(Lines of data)
● ● ●
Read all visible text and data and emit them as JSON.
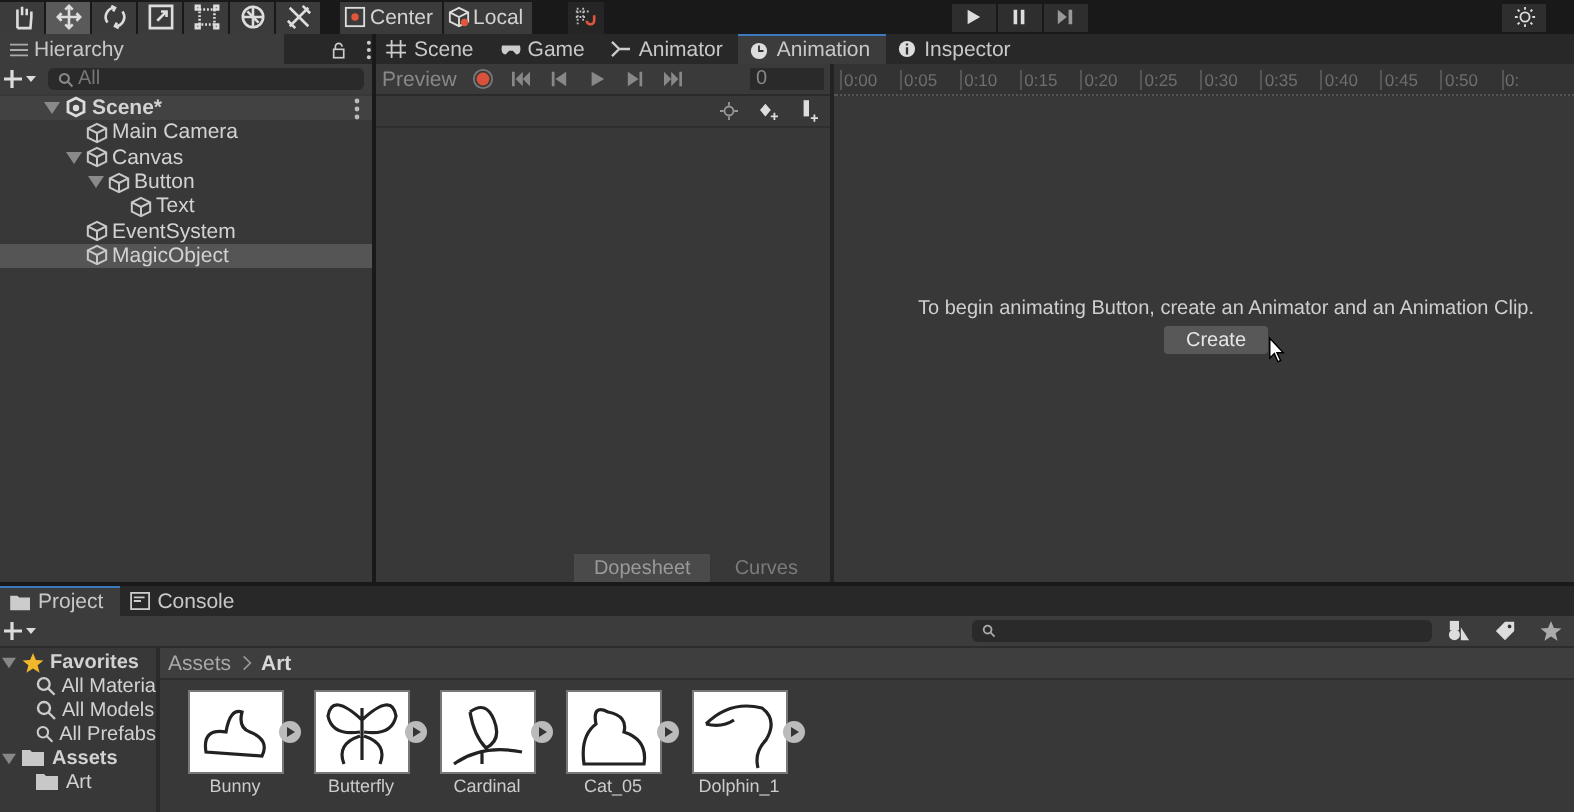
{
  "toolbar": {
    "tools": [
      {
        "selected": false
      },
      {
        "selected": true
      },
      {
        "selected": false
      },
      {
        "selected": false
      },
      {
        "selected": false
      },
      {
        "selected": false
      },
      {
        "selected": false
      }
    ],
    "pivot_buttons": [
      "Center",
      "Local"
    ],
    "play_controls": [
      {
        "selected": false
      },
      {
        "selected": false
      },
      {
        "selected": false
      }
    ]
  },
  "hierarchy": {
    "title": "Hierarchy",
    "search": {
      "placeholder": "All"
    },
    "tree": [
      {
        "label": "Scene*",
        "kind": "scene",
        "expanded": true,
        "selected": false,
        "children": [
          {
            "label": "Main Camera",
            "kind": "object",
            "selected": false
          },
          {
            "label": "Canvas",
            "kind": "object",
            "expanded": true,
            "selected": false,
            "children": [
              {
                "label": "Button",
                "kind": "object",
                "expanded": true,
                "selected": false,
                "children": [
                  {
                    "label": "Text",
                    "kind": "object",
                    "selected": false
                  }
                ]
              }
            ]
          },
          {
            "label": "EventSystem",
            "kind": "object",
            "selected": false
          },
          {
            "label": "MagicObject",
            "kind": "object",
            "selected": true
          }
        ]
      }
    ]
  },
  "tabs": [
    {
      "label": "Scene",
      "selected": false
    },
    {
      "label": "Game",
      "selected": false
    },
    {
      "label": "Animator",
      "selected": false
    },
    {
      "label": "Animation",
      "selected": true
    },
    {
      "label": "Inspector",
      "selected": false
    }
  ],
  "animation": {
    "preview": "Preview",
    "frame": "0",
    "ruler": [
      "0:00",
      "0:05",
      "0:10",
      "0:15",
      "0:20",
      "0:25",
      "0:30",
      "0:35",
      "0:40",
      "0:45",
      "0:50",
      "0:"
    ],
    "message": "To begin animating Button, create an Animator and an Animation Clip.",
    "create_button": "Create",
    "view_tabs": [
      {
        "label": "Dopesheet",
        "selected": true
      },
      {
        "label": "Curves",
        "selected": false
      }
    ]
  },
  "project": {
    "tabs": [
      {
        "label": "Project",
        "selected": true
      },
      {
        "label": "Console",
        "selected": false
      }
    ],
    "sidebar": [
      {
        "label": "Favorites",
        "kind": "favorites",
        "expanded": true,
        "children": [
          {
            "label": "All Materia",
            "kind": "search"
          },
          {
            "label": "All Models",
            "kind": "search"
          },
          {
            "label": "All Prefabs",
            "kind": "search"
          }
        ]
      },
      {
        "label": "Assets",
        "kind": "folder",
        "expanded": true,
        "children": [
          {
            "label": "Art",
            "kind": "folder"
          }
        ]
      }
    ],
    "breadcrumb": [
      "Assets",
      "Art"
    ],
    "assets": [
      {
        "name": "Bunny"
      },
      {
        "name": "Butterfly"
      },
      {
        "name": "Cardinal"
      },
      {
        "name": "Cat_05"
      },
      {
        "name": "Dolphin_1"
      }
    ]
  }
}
● ● ●
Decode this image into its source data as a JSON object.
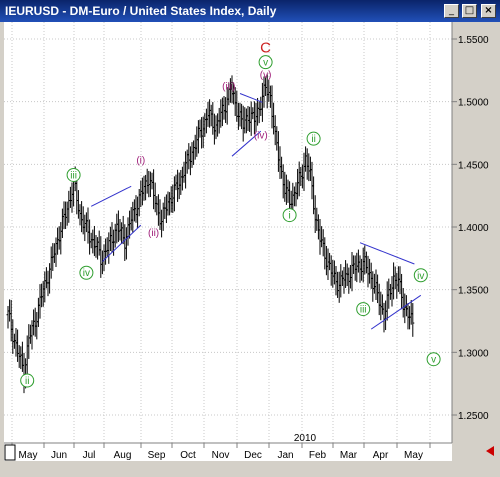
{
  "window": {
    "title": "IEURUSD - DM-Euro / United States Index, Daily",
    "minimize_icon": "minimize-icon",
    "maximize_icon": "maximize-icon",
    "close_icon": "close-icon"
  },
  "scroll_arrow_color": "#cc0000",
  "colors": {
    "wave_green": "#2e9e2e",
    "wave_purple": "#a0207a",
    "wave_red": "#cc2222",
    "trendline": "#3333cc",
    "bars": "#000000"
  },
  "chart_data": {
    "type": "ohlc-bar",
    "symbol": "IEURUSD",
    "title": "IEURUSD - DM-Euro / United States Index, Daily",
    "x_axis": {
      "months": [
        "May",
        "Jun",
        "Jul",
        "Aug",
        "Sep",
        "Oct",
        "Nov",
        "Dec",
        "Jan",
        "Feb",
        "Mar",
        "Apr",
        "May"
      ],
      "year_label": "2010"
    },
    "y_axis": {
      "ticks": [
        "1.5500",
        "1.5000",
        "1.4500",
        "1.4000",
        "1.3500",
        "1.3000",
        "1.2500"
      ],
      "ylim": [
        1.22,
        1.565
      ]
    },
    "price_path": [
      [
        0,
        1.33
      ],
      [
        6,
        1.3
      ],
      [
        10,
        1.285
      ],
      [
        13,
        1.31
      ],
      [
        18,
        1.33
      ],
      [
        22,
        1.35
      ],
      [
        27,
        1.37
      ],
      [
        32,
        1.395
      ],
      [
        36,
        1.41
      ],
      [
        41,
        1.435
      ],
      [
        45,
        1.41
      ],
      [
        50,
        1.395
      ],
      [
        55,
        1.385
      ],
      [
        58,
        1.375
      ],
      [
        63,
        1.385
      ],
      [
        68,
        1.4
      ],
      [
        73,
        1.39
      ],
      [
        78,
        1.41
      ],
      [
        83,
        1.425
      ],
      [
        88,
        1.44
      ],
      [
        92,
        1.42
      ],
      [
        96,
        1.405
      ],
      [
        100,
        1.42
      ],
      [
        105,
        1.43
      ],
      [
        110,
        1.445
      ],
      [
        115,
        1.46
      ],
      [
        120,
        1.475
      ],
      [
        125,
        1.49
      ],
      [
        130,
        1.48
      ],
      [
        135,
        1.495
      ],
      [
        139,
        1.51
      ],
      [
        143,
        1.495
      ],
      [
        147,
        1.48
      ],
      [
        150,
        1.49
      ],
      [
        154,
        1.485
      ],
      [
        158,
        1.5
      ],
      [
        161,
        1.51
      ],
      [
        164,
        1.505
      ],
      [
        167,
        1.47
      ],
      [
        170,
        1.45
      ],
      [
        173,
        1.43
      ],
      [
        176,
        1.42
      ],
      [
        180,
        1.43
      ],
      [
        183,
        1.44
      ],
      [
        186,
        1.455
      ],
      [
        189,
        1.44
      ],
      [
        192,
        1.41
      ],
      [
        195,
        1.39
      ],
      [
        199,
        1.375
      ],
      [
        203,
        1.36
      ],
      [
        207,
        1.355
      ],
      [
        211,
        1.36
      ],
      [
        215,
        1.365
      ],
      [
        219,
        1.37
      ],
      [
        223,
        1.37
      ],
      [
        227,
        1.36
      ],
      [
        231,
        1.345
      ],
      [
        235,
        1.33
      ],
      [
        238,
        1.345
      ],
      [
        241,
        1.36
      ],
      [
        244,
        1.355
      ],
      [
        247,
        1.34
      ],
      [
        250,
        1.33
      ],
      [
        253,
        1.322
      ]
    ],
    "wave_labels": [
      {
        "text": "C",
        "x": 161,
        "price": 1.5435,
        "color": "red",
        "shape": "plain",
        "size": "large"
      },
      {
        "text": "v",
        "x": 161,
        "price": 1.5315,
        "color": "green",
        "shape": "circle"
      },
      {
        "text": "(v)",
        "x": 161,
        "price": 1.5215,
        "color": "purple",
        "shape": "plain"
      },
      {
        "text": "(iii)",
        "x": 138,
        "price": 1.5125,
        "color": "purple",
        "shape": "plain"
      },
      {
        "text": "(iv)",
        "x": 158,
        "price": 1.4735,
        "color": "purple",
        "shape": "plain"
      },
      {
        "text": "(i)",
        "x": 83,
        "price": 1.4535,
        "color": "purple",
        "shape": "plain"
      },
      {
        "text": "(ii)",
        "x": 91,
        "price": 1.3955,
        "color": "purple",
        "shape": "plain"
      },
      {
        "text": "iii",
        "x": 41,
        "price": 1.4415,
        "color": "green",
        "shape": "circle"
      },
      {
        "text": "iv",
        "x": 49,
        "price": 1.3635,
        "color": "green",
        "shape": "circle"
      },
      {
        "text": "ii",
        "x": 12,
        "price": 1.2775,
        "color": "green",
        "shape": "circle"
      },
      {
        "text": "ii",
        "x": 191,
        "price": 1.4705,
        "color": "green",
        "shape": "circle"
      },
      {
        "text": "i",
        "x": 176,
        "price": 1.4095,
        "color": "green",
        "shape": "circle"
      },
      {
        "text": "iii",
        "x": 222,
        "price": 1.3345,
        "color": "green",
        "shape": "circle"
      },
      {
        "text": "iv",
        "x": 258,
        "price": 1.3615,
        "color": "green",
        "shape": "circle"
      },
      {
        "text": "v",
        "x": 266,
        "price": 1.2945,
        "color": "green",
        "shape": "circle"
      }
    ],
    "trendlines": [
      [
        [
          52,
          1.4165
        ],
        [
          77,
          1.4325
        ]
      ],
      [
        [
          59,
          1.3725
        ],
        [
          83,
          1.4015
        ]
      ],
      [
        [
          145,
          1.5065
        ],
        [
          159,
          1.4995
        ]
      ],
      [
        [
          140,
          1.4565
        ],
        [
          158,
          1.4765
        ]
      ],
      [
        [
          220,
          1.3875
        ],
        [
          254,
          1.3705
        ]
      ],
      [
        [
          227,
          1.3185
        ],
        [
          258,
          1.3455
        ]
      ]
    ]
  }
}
● ● ●
Exercise brief
Give only the number of lines in the entries above that contain the string "JSON".

Response
2